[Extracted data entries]
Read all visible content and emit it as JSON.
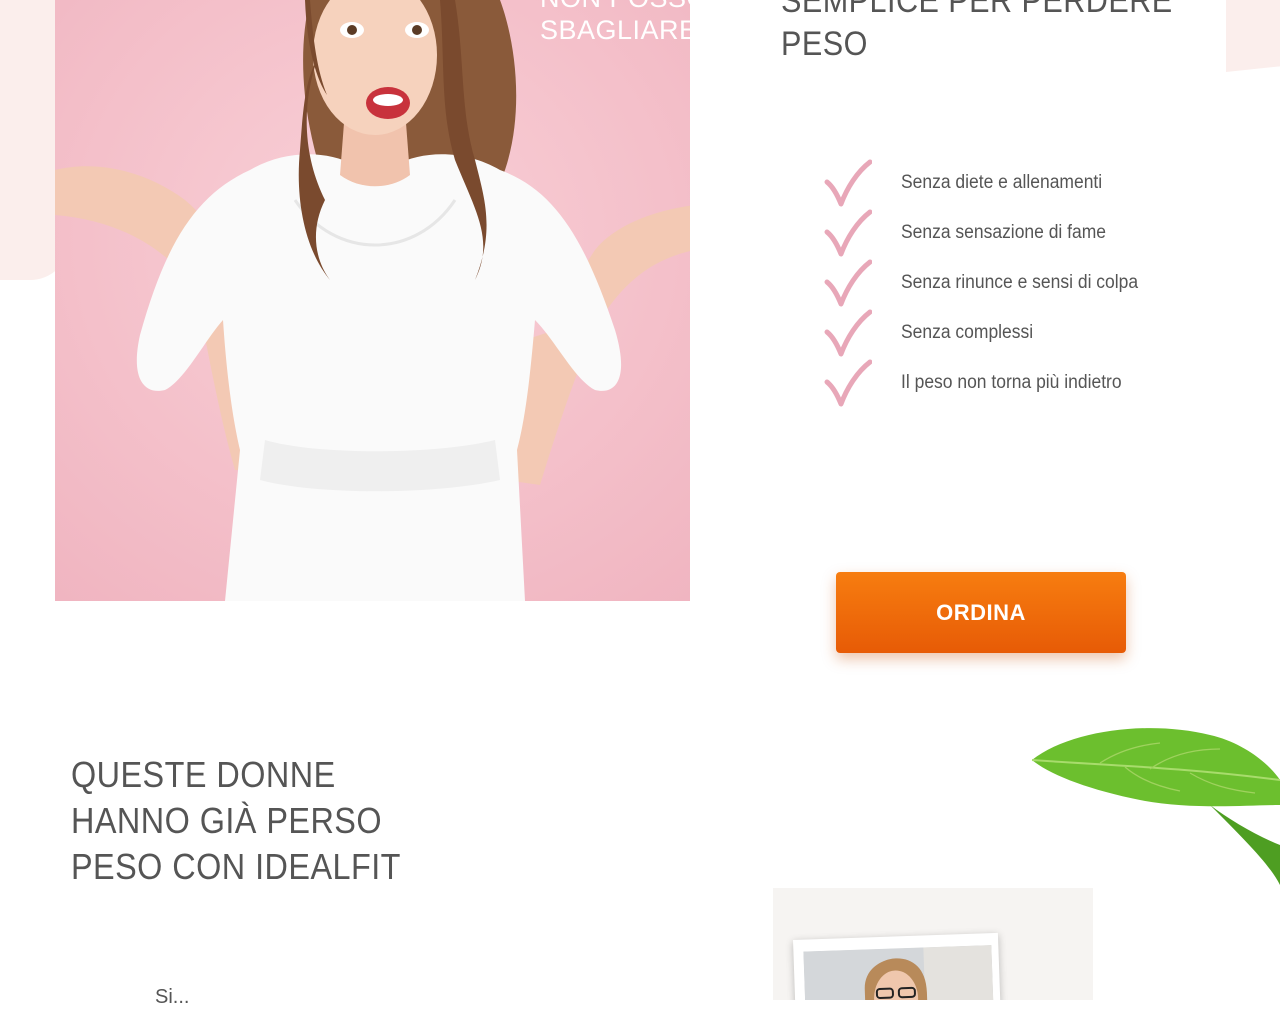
{
  "hero": {
    "overlay_line1": "NON POSSONO",
    "overlay_line2": "SBAGLIARE!"
  },
  "heading1": {
    "line1": "SEMPLICE PER PERDERE",
    "line2": "PESO"
  },
  "benefits": [
    {
      "label": "Senza diete e allenamenti",
      "icon": "check-icon"
    },
    {
      "label": "Senza sensazione di fame",
      "icon": "check-icon"
    },
    {
      "label": "Senza rinunce e sensi di colpa",
      "icon": "check-icon"
    },
    {
      "label": "Senza complessi",
      "icon": "check-icon"
    },
    {
      "label": "Il peso non torna più indietro",
      "icon": "check-icon"
    }
  ],
  "order_button": {
    "label": "ORDINA"
  },
  "heading2": {
    "line1": "QUESTE DONNE",
    "line2": "HANNO GIÀ PERSO",
    "line3": "PESO CON IDEALFIT"
  },
  "testimonial": {
    "partial_text": "Si..."
  },
  "colors": {
    "accent_pink": "#e8a7b8",
    "button_orange": "#f3720c",
    "heading_gray": "#555555",
    "hero_bg_pink": "#f4c2cb"
  }
}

Instructions for the task: Transcribe the material exactly, and leave out whatever pictures it holds.

Full response:
Read all visible content and emit it as JSON.
{
  "hero": {
    "overlay_line1": "NON POSSONO",
    "overlay_line2": "SBAGLIARE!"
  },
  "heading1": {
    "line1": "SEMPLICE PER PERDERE",
    "line2": "PESO"
  },
  "benefits": [
    {
      "label": "Senza diete e allenamenti",
      "icon": "check-icon"
    },
    {
      "label": "Senza sensazione di fame",
      "icon": "check-icon"
    },
    {
      "label": "Senza rinunce e sensi di colpa",
      "icon": "check-icon"
    },
    {
      "label": "Senza complessi",
      "icon": "check-icon"
    },
    {
      "label": "Il peso non torna più indietro",
      "icon": "check-icon"
    }
  ],
  "order_button": {
    "label": "ORDINA"
  },
  "heading2": {
    "line1": "QUESTE DONNE",
    "line2": "HANNO GIÀ PERSO",
    "line3": "PESO CON IDEALFIT"
  },
  "testimonial": {
    "partial_text": "Si..."
  },
  "colors": {
    "accent_pink": "#e8a7b8",
    "button_orange": "#f3720c",
    "heading_gray": "#555555",
    "hero_bg_pink": "#f4c2cb"
  }
}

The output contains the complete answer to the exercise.